#### [WHAT IS REQUIRED]
Assemble all lines in which the string "当其特性充足时" appears.

Stored data entries:
▬▬▬▬▬▬▬▬▬▬

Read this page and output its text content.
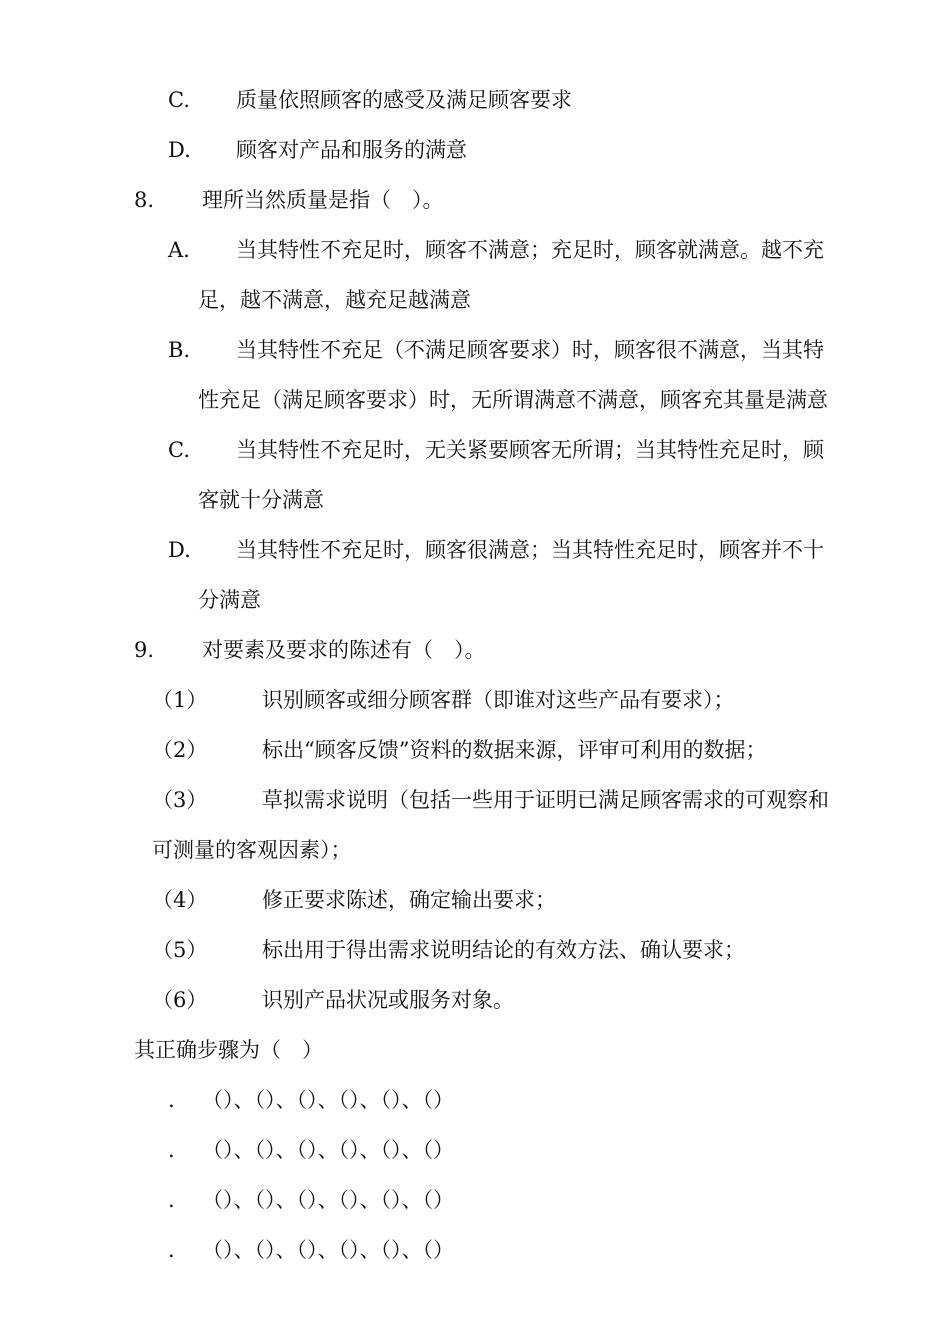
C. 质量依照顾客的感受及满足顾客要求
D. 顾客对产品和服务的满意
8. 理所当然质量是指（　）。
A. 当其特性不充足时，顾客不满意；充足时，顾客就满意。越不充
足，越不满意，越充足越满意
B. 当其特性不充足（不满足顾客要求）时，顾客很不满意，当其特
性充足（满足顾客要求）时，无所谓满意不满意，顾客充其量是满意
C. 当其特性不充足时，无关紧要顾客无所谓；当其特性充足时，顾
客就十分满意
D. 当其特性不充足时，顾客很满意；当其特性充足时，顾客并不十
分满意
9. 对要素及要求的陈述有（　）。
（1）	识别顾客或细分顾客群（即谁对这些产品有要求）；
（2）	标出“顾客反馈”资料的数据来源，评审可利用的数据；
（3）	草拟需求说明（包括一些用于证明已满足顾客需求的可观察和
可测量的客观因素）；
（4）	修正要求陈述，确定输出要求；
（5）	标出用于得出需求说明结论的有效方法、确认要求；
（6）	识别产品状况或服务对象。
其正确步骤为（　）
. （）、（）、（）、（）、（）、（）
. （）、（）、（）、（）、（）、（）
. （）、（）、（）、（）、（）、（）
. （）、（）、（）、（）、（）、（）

▬▬▬▬▬▬▬▬▬▬

#### [THE SOLUTION]
C. 当其特性不充足时，无关紧要顾客无所谓；当其特性充足时，顾
D. 当其特性不充足时，顾客很满意；当其特性充足时，顾客并不十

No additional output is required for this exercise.